**PROBLEM TO SOLVE:**
Restate each entry word for word, leaving nothing out.

Start THE DATA

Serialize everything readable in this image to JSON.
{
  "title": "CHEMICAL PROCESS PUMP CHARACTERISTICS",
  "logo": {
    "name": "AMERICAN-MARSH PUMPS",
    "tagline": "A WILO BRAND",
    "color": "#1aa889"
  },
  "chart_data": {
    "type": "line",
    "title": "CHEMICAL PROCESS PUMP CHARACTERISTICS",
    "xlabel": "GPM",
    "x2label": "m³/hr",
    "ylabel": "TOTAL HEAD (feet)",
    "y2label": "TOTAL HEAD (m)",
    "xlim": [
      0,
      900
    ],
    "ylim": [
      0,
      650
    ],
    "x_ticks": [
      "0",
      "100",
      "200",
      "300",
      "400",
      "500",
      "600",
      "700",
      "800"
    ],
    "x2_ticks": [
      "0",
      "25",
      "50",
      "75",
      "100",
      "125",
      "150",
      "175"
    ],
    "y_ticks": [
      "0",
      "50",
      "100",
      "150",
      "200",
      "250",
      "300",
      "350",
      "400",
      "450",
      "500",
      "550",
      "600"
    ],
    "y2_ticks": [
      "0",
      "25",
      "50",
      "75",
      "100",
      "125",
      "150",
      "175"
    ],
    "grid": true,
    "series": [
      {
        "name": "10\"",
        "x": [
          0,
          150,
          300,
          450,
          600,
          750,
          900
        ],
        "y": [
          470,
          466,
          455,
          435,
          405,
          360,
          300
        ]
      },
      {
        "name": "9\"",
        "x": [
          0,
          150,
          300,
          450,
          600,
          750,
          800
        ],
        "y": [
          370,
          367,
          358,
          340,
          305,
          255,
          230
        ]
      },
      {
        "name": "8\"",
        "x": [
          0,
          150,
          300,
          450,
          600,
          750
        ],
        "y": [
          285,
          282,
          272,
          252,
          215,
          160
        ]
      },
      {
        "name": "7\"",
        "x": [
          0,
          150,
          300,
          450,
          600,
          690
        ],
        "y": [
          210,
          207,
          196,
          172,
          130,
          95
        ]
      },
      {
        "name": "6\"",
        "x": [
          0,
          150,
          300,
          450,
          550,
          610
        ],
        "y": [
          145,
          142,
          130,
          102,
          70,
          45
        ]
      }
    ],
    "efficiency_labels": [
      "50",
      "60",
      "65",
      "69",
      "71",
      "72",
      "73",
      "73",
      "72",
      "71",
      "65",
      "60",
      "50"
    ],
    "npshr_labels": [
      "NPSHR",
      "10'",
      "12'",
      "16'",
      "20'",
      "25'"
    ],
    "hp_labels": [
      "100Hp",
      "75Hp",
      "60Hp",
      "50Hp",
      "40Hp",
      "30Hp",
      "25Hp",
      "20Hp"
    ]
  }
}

End THE DATA

**COMPLETE ANSWER:**
Serialize everything readable in this image to JSON.
{
  "title": "CHEMICAL PROCESS PUMP CHARACTERISTICS",
  "logo": {
    "name": "AMERICAN-MARSH PUMPS",
    "tagline": "A WILO BRAND",
    "color": "#1aa889"
  },
  "chart_data": {
    "type": "line",
    "title": "CHEMICAL PROCESS PUMP CHARACTERISTICS",
    "xlabel": "GPM",
    "x2label": "m³/hr",
    "ylabel": "TOTAL HEAD (feet)",
    "y2label": "TOTAL HEAD (m)",
    "xlim": [
      0,
      900
    ],
    "ylim": [
      0,
      650
    ],
    "x_ticks": [
      "0",
      "100",
      "200",
      "300",
      "400",
      "500",
      "600",
      "700",
      "800"
    ],
    "x2_ticks": [
      "0",
      "25",
      "50",
      "75",
      "100",
      "125",
      "150",
      "175"
    ],
    "y_ticks": [
      "0",
      "50",
      "100",
      "150",
      "200",
      "250",
      "300",
      "350",
      "400",
      "450",
      "500",
      "550",
      "600"
    ],
    "y2_ticks": [
      "0",
      "25",
      "50",
      "75",
      "100",
      "125",
      "150",
      "175"
    ],
    "grid": true,
    "series": [
      {
        "name": "10\"",
        "x": [
          0,
          150,
          300,
          450,
          600,
          750,
          900
        ],
        "y": [
          470,
          466,
          455,
          435,
          405,
          360,
          300
        ]
      },
      {
        "name": "9\"",
        "x": [
          0,
          150,
          300,
          450,
          600,
          750,
          800
        ],
        "y": [
          370,
          367,
          358,
          340,
          305,
          255,
          230
        ]
      },
      {
        "name": "8\"",
        "x": [
          0,
          150,
          300,
          450,
          600,
          750
        ],
        "y": [
          285,
          282,
          272,
          252,
          215,
          160
        ]
      },
      {
        "name": "7\"",
        "x": [
          0,
          150,
          300,
          450,
          600,
          690
        ],
        "y": [
          210,
          207,
          196,
          172,
          130,
          95
        ]
      },
      {
        "name": "6\"",
        "x": [
          0,
          150,
          300,
          450,
          550,
          610
        ],
        "y": [
          145,
          142,
          130,
          102,
          70,
          45
        ]
      }
    ],
    "efficiency_labels": [
      "50",
      "60",
      "65",
      "69",
      "71",
      "72",
      "73",
      "73",
      "72",
      "71",
      "65",
      "60",
      "50"
    ],
    "npshr_labels": [
      "NPSHR",
      "10'",
      "12'",
      "16'",
      "20'",
      "25'"
    ],
    "hp_labels": [
      "100Hp",
      "75Hp",
      "60Hp",
      "50Hp",
      "40Hp",
      "30Hp",
      "25Hp",
      "20Hp"
    ]
  }
}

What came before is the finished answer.